**** Raw records ****
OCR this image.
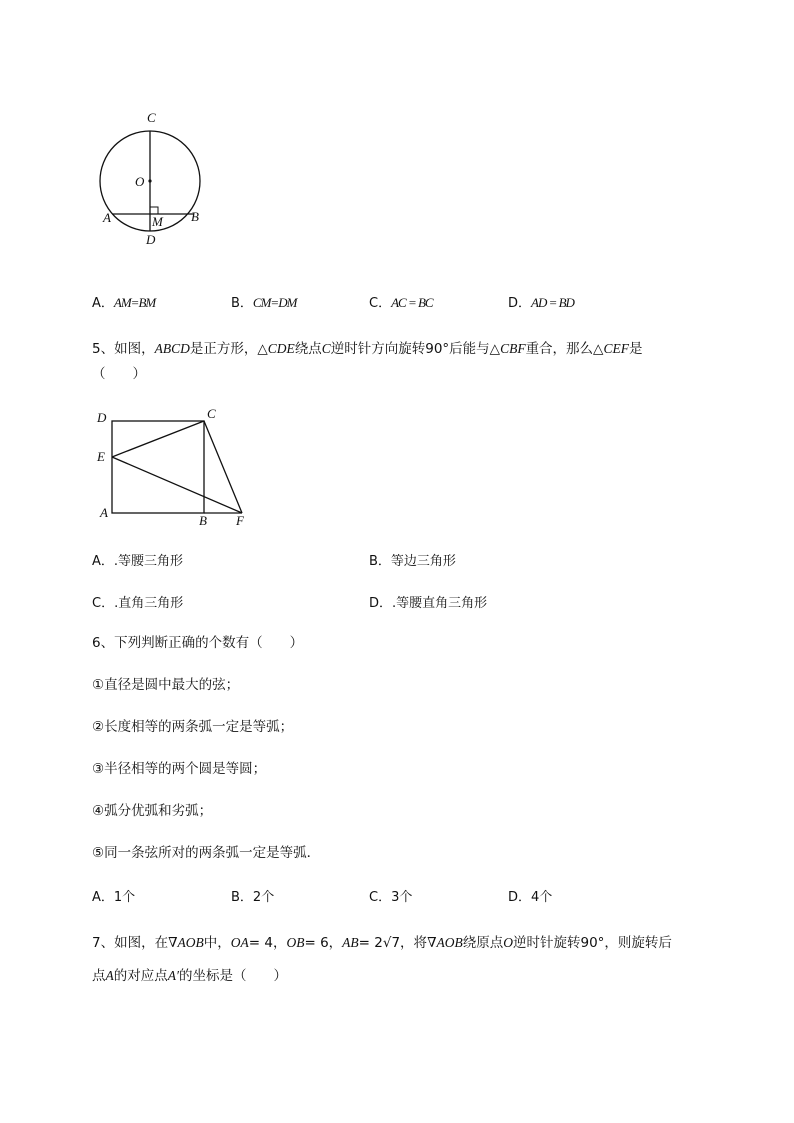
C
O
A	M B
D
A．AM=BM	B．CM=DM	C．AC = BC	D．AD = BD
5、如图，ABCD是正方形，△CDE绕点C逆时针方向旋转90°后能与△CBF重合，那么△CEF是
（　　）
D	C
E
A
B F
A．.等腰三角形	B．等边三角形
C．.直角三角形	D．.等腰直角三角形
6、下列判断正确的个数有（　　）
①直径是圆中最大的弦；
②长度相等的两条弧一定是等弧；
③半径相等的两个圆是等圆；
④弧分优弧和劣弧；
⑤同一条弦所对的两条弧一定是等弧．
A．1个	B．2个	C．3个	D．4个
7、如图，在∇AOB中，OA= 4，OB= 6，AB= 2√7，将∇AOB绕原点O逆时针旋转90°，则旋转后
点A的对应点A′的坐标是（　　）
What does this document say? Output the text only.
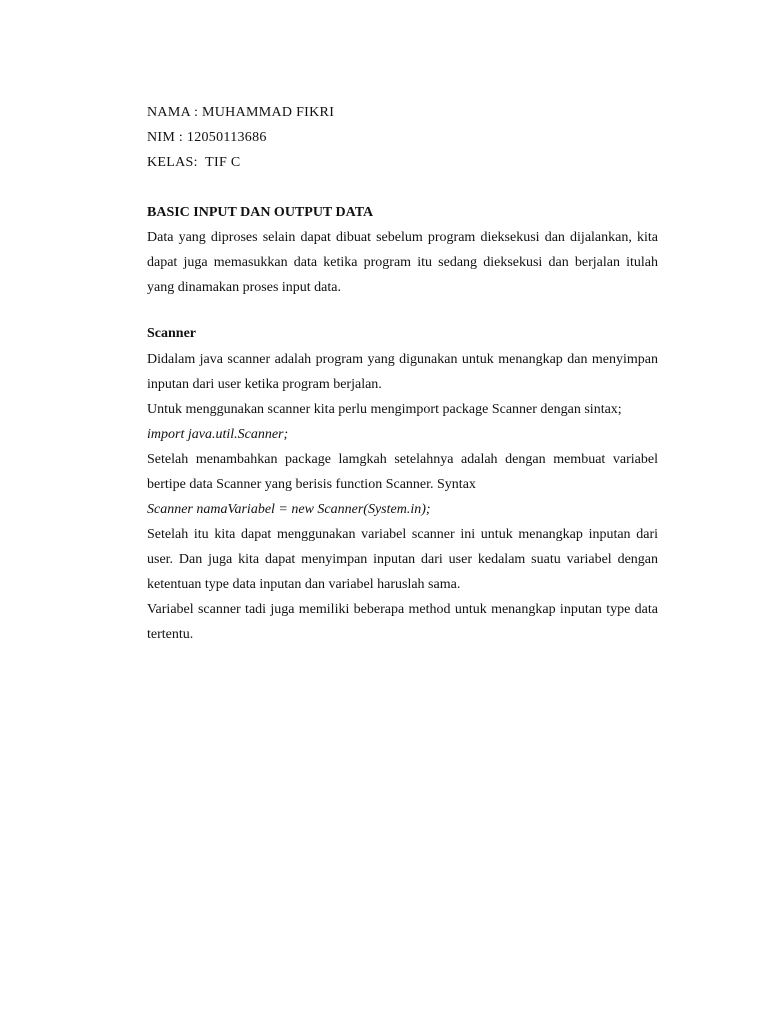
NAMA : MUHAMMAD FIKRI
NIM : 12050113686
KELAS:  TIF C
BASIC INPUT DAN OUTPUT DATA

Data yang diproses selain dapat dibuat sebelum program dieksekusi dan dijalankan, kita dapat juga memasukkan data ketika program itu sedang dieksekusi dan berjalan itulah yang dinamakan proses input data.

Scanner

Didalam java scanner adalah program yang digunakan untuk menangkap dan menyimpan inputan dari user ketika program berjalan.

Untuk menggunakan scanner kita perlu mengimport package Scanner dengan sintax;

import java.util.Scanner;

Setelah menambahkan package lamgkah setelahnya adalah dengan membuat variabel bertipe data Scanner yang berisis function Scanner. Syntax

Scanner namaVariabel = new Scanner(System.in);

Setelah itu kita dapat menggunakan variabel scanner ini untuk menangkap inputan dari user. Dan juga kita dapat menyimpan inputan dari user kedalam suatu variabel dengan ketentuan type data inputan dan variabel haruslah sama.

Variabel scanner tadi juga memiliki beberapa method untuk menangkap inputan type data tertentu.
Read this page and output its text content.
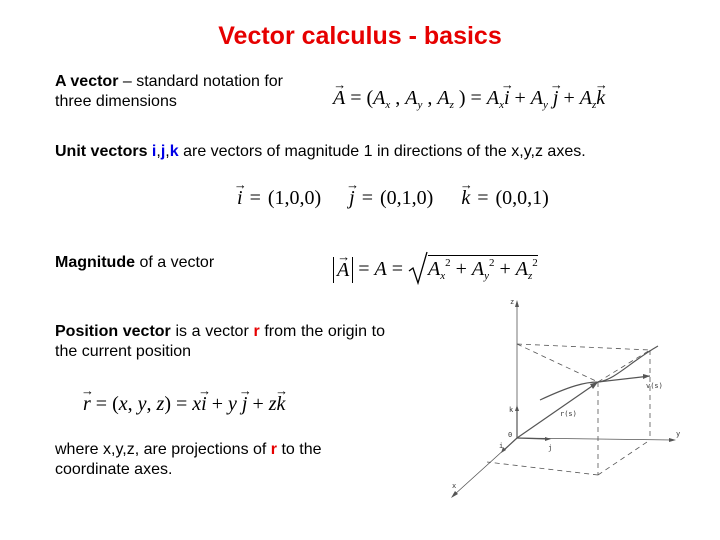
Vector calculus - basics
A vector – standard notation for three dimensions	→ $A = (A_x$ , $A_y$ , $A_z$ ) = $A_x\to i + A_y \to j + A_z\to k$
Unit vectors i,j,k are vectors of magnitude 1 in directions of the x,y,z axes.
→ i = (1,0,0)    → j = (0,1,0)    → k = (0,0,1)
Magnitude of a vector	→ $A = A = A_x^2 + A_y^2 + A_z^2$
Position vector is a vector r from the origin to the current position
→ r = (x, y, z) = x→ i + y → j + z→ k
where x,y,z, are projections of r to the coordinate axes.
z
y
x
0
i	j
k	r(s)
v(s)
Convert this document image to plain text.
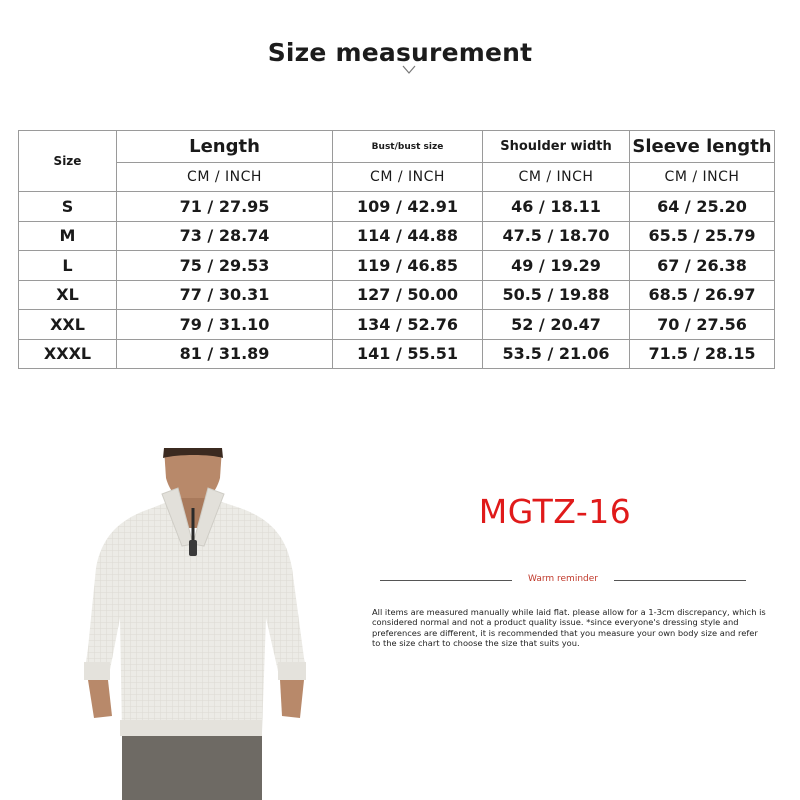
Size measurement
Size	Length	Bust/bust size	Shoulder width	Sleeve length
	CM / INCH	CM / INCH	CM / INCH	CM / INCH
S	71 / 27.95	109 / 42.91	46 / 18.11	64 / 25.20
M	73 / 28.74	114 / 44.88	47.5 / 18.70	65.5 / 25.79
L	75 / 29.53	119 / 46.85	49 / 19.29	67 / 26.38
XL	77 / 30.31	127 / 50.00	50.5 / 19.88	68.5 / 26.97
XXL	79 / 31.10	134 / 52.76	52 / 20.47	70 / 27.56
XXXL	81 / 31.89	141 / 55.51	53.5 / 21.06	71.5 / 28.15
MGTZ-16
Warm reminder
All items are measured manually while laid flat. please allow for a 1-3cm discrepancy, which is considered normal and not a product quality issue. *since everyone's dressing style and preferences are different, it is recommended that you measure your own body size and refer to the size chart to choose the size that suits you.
****
• _What is needed_:
Return only those lines of the records that contain the string "document".

• _The completed task_:
What does this document say? Output the text only.
Convert this document image to plain text.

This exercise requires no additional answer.